● REQUEST
Take down each entry exactly as written.

● Records from a collection
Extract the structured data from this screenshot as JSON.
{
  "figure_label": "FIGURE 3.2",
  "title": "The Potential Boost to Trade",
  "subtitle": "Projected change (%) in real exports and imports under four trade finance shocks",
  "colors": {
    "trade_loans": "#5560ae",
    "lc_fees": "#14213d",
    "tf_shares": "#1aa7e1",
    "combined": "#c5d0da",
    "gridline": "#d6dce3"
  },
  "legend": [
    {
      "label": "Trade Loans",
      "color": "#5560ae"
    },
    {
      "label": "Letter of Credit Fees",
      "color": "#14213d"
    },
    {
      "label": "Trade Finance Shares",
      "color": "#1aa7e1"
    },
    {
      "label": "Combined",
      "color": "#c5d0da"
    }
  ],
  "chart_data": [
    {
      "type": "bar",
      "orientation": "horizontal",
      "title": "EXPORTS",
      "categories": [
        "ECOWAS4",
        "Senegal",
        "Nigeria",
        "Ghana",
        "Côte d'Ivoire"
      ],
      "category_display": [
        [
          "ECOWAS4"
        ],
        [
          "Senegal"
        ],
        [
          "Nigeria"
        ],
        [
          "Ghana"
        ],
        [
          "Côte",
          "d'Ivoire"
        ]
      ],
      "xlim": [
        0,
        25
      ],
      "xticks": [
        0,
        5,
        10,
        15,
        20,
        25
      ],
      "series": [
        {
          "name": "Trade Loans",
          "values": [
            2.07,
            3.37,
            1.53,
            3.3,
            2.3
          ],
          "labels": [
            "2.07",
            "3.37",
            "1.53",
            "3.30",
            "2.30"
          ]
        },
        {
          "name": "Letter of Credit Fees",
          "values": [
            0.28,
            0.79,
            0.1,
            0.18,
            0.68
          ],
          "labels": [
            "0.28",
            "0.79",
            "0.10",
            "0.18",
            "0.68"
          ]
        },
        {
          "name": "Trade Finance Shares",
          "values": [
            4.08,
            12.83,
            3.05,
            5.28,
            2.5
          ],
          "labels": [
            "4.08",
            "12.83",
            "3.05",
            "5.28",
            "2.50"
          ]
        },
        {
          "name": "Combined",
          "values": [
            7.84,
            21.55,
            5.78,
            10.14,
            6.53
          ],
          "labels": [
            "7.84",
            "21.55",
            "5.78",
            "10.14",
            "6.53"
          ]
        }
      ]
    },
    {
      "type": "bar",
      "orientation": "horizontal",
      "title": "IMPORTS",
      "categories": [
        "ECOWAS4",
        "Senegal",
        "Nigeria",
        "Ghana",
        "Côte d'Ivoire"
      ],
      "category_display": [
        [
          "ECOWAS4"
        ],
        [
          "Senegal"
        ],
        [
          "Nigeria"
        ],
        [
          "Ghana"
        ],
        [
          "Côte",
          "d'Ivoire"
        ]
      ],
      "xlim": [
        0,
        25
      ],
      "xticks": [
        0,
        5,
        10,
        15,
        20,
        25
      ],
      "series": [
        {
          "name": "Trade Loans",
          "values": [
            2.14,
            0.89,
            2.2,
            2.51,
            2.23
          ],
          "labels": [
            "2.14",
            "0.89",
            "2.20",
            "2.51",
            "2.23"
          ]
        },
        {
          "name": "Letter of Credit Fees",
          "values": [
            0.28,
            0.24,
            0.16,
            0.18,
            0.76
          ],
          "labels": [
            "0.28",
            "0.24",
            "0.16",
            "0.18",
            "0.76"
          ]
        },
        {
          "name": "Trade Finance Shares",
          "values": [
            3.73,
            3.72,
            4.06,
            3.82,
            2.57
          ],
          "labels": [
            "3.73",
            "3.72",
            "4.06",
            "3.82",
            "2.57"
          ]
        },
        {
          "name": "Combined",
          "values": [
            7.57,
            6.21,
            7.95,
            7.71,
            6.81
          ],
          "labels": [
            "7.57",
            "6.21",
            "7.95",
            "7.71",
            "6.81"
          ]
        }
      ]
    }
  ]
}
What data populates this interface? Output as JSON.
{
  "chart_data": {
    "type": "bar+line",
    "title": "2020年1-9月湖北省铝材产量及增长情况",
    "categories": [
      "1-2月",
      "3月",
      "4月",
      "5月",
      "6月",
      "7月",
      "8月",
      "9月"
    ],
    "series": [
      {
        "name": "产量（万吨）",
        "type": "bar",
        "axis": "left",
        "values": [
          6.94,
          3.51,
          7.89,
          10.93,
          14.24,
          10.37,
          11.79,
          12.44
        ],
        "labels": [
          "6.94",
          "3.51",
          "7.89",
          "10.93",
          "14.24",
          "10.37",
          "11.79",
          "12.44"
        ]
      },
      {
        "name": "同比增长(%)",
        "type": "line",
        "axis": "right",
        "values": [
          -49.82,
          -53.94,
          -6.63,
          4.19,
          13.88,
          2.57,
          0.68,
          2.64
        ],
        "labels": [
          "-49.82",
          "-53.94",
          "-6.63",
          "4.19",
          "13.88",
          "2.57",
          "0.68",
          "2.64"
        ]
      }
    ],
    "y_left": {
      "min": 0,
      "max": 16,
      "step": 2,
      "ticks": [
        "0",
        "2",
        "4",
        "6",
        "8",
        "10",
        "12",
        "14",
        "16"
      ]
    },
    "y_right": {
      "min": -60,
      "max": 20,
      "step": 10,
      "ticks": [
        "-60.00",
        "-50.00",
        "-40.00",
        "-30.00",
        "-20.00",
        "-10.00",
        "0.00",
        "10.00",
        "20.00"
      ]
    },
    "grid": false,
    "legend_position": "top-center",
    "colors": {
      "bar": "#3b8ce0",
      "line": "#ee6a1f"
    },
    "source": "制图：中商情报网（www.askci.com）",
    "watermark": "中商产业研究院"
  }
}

● TASK SOLUTION
Extract the structured data from this screenshot as JSON.
{
  "figure_label": "FIGURE 3.2",
  "title": "The Potential Boost to Trade",
  "subtitle": "Projected change (%) in real exports and imports under four trade finance shocks",
  "colors": {
    "trade_loans": "#5560ae",
    "lc_fees": "#14213d",
    "tf_shares": "#1aa7e1",
    "combined": "#c5d0da",
    "gridline": "#d6dce3"
  },
  "legend": [
    {
      "label": "Trade Loans",
      "color": "#5560ae"
    },
    {
      "label": "Letter of Credit Fees",
      "color": "#14213d"
    },
    {
      "label": "Trade Finance Shares",
      "color": "#1aa7e1"
    },
    {
      "label": "Combined",
      "color": "#c5d0da"
    }
  ],
  "chart_data": [
    {
      "type": "bar",
      "orientation": "horizontal",
      "title": "EXPORTS",
      "categories": [
        "ECOWAS4",
        "Senegal",
        "Nigeria",
        "Ghana",
        "Côte d'Ivoire"
      ],
      "category_display": [
        [
          "ECOWAS4"
        ],
        [
          "Senegal"
        ],
        [
          "Nigeria"
        ],
        [
          "Ghana"
        ],
        [
          "Côte",
          "d'Ivoire"
        ]
      ],
      "xlim": [
        0,
        25
      ],
      "xticks": [
        0,
        5,
        10,
        15,
        20,
        25
      ],
      "series": [
        {
          "name": "Trade Loans",
          "values": [
            2.07,
            3.37,
            1.53,
            3.3,
            2.3
          ],
          "labels": [
            "2.07",
            "3.37",
            "1.53",
            "3.30",
            "2.30"
          ]
        },
        {
          "name": "Letter of Credit Fees",
          "values": [
            0.28,
            0.79,
            0.1,
            0.18,
            0.68
          ],
          "labels": [
            "0.28",
            "0.79",
            "0.10",
            "0.18",
            "0.68"
          ]
        },
        {
          "name": "Trade Finance Shares",
          "values": [
            4.08,
            12.83,
            3.05,
            5.28,
            2.5
          ],
          "labels": [
            "4.08",
            "12.83",
            "3.05",
            "5.28",
            "2.50"
          ]
        },
        {
          "name": "Combined",
          "values": [
            7.84,
            21.55,
            5.78,
            10.14,
            6.53
          ],
          "labels": [
            "7.84",
            "21.55",
            "5.78",
            "10.14",
            "6.53"
          ]
        }
      ]
    },
    {
      "type": "bar",
      "orientation": "horizontal",
      "title": "IMPORTS",
      "categories": [
        "ECOWAS4",
        "Senegal",
        "Nigeria",
        "Ghana",
        "Côte d'Ivoire"
      ],
      "category_display": [
        [
          "ECOWAS4"
        ],
        [
          "Senegal"
        ],
        [
          "Nigeria"
        ],
        [
          "Ghana"
        ],
        [
          "Côte",
          "d'Ivoire"
        ]
      ],
      "xlim": [
        0,
        25
      ],
      "xticks": [
        0,
        5,
        10,
        15,
        20,
        25
      ],
      "series": [
        {
          "name": "Trade Loans",
          "values": [
            2.14,
            0.89,
            2.2,
            2.51,
            2.23
          ],
          "labels": [
            "2.14",
            "0.89",
            "2.20",
            "2.51",
            "2.23"
          ]
        },
        {
          "name": "Letter of Credit Fees",
          "values": [
            0.28,
            0.24,
            0.16,
            0.18,
            0.76
          ],
          "labels": [
            "0.28",
            "0.24",
            "0.16",
            "0.18",
            "0.76"
          ]
        },
        {
          "name": "Trade Finance Shares",
          "values": [
            3.73,
            3.72,
            4.06,
            3.82,
            2.57
          ],
          "labels": [
            "3.73",
            "3.72",
            "4.06",
            "3.82",
            "2.57"
          ]
        },
        {
          "name": "Combined",
          "values": [
            7.57,
            6.21,
            7.95,
            7.71,
            6.81
          ],
          "labels": [
            "7.57",
            "6.21",
            "7.95",
            "7.71",
            "6.81"
          ]
        }
      ]
    }
  ]
}
What data populates this interface? Output as JSON.
{
  "chart_data": {
    "type": "bar+line",
    "title": "2020年1-9月湖北省铝材产量及增长情况",
    "categories": [
      "1-2月",
      "3月",
      "4月",
      "5月",
      "6月",
      "7月",
      "8月",
      "9月"
    ],
    "series": [
      {
        "name": "产量（万吨）",
        "type": "bar",
        "axis": "left",
        "values": [
          6.94,
          3.51,
          7.89,
          10.93,
          14.24,
          10.37,
          11.79,
          12.44
        ],
        "labels": [
          "6.94",
          "3.51",
          "7.89",
          "10.93",
          "14.24",
          "10.37",
          "11.79",
          "12.44"
        ]
      },
      {
        "name": "同比增长(%)",
        "type": "line",
        "axis": "right",
        "values": [
          -49.82,
          -53.94,
          -6.63,
          4.19,
          13.88,
          2.57,
          0.68,
          2.64
        ],
        "labels": [
          "-49.82",
          "-53.94",
          "-6.63",
          "4.19",
          "13.88",
          "2.57",
          "0.68",
          "2.64"
        ]
      }
    ],
    "y_left": {
      "min": 0,
      "max": 16,
      "step": 2,
      "ticks": [
        "0",
        "2",
        "4",
        "6",
        "8",
        "10",
        "12",
        "14",
        "16"
      ]
    },
    "y_right": {
      "min": -60,
      "max": 20,
      "step": 10,
      "ticks": [
        "-60.00",
        "-50.00",
        "-40.00",
        "-30.00",
        "-20.00",
        "-10.00",
        "0.00",
        "10.00",
        "20.00"
      ]
    },
    "grid": false,
    "legend_position": "top-center",
    "colors": {
      "bar": "#3b8ce0",
      "line": "#ee6a1f"
    },
    "source": "制图：中商情报网（www.askci.com）",
    "watermark": "中商产业研究院"
  }
}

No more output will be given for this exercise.